Data items:
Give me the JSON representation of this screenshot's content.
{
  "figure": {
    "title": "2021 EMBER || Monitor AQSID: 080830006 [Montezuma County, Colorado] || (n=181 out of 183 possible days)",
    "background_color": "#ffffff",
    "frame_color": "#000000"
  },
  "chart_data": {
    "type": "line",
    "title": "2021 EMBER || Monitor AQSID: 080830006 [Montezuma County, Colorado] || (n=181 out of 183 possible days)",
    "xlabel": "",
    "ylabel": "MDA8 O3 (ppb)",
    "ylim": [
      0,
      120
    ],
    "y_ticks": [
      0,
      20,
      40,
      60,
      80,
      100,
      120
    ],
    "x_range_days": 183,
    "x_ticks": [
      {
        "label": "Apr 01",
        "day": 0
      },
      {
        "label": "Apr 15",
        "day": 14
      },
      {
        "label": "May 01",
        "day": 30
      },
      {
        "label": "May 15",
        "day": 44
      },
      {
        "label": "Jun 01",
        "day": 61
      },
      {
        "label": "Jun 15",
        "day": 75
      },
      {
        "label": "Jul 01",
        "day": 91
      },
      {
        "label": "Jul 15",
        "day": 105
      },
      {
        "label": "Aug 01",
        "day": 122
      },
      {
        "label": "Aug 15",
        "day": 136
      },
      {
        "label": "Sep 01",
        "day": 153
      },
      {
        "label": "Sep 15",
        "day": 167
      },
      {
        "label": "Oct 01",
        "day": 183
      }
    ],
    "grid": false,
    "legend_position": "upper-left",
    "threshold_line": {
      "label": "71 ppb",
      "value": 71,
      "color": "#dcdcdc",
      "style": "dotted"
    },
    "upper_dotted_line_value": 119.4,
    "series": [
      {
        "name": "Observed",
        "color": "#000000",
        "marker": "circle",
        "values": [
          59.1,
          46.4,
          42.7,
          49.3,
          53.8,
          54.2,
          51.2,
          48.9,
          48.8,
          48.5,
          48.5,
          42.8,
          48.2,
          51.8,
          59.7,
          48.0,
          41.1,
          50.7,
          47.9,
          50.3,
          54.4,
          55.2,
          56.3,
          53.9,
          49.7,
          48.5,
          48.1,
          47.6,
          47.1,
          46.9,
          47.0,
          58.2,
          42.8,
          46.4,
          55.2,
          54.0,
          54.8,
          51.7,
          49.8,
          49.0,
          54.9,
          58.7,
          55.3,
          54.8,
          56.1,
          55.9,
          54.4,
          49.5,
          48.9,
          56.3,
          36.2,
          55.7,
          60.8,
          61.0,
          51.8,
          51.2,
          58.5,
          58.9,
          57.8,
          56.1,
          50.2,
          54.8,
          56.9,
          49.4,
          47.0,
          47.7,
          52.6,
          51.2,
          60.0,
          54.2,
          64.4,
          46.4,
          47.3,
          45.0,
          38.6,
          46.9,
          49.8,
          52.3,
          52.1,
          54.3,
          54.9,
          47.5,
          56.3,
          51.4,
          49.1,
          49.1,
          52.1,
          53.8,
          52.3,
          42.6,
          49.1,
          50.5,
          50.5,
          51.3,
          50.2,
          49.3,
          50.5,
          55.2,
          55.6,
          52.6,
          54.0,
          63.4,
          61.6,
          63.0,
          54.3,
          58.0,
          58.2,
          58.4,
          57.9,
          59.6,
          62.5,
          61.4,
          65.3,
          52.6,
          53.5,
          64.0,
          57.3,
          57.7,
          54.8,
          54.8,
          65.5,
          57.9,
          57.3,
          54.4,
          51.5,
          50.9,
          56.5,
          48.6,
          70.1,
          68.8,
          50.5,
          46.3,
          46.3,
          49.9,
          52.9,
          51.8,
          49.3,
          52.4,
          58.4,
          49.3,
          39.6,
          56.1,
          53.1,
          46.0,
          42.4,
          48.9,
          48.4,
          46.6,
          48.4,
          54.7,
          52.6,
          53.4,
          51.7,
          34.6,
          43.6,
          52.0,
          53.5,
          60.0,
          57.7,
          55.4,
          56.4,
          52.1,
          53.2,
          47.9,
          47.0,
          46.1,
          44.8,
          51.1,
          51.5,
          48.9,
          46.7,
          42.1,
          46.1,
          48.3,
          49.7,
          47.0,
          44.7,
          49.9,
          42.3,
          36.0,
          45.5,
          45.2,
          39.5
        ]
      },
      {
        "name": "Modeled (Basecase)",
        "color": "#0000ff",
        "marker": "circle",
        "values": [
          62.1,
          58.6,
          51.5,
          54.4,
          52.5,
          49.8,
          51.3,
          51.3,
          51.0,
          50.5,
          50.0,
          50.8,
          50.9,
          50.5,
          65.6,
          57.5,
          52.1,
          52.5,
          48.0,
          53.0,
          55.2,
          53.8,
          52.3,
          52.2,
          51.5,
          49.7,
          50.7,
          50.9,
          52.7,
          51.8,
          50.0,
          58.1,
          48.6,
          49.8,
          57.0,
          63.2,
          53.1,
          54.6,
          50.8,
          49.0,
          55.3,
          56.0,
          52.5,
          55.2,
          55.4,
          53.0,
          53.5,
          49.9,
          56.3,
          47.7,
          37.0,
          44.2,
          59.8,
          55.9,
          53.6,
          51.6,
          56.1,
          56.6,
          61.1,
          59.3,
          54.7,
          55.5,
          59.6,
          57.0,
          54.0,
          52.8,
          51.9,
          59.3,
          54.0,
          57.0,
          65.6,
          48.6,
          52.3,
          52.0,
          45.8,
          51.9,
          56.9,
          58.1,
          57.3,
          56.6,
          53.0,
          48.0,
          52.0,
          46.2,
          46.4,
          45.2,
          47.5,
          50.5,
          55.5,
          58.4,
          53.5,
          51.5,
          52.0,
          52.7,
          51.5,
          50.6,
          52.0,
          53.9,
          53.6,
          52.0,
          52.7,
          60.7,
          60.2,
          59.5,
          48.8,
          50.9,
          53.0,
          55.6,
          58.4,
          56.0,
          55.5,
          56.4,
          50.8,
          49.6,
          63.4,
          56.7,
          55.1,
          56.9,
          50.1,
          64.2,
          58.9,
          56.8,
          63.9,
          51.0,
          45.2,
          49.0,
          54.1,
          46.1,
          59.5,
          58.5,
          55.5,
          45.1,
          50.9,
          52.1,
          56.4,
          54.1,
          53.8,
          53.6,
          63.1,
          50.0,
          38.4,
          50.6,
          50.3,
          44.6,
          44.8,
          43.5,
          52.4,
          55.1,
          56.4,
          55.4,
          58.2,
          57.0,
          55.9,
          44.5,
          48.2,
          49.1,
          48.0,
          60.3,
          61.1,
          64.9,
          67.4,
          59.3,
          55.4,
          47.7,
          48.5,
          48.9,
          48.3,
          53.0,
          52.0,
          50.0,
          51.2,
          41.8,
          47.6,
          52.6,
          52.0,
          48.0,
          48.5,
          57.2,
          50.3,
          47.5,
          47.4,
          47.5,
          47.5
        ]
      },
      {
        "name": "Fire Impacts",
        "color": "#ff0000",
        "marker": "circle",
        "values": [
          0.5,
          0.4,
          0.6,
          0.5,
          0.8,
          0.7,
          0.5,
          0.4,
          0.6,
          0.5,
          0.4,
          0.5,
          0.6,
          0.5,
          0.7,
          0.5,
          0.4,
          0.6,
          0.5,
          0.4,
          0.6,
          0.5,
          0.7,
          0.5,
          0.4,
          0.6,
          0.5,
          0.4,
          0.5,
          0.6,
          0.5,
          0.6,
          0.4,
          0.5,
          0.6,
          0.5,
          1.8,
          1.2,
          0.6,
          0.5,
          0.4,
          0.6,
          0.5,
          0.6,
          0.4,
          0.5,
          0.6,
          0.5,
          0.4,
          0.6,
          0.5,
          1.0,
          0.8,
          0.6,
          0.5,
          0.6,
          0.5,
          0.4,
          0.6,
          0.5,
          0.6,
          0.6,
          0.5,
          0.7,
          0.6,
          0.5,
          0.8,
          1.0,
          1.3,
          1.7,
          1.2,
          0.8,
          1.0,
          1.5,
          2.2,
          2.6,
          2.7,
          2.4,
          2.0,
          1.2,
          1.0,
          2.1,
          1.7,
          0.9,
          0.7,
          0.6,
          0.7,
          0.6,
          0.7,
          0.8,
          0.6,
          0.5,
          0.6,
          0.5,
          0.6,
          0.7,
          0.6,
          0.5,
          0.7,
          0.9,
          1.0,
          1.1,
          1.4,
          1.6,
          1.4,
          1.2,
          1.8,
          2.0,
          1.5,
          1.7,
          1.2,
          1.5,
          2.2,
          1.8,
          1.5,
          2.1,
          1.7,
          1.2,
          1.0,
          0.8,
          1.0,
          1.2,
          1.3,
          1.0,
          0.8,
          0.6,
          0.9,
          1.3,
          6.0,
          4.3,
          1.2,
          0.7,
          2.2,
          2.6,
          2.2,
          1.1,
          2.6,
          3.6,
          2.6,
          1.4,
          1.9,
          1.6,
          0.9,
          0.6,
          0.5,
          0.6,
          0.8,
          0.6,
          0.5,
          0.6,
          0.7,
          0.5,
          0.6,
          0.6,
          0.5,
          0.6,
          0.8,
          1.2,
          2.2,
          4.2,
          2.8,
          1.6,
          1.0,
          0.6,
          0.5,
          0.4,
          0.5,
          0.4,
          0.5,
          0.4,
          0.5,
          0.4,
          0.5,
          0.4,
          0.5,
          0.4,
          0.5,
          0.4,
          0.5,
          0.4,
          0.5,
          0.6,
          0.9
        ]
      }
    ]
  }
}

### Exercise
Among the lines above, count those containing the word "name" and give nothing but the result.

### Full answer
3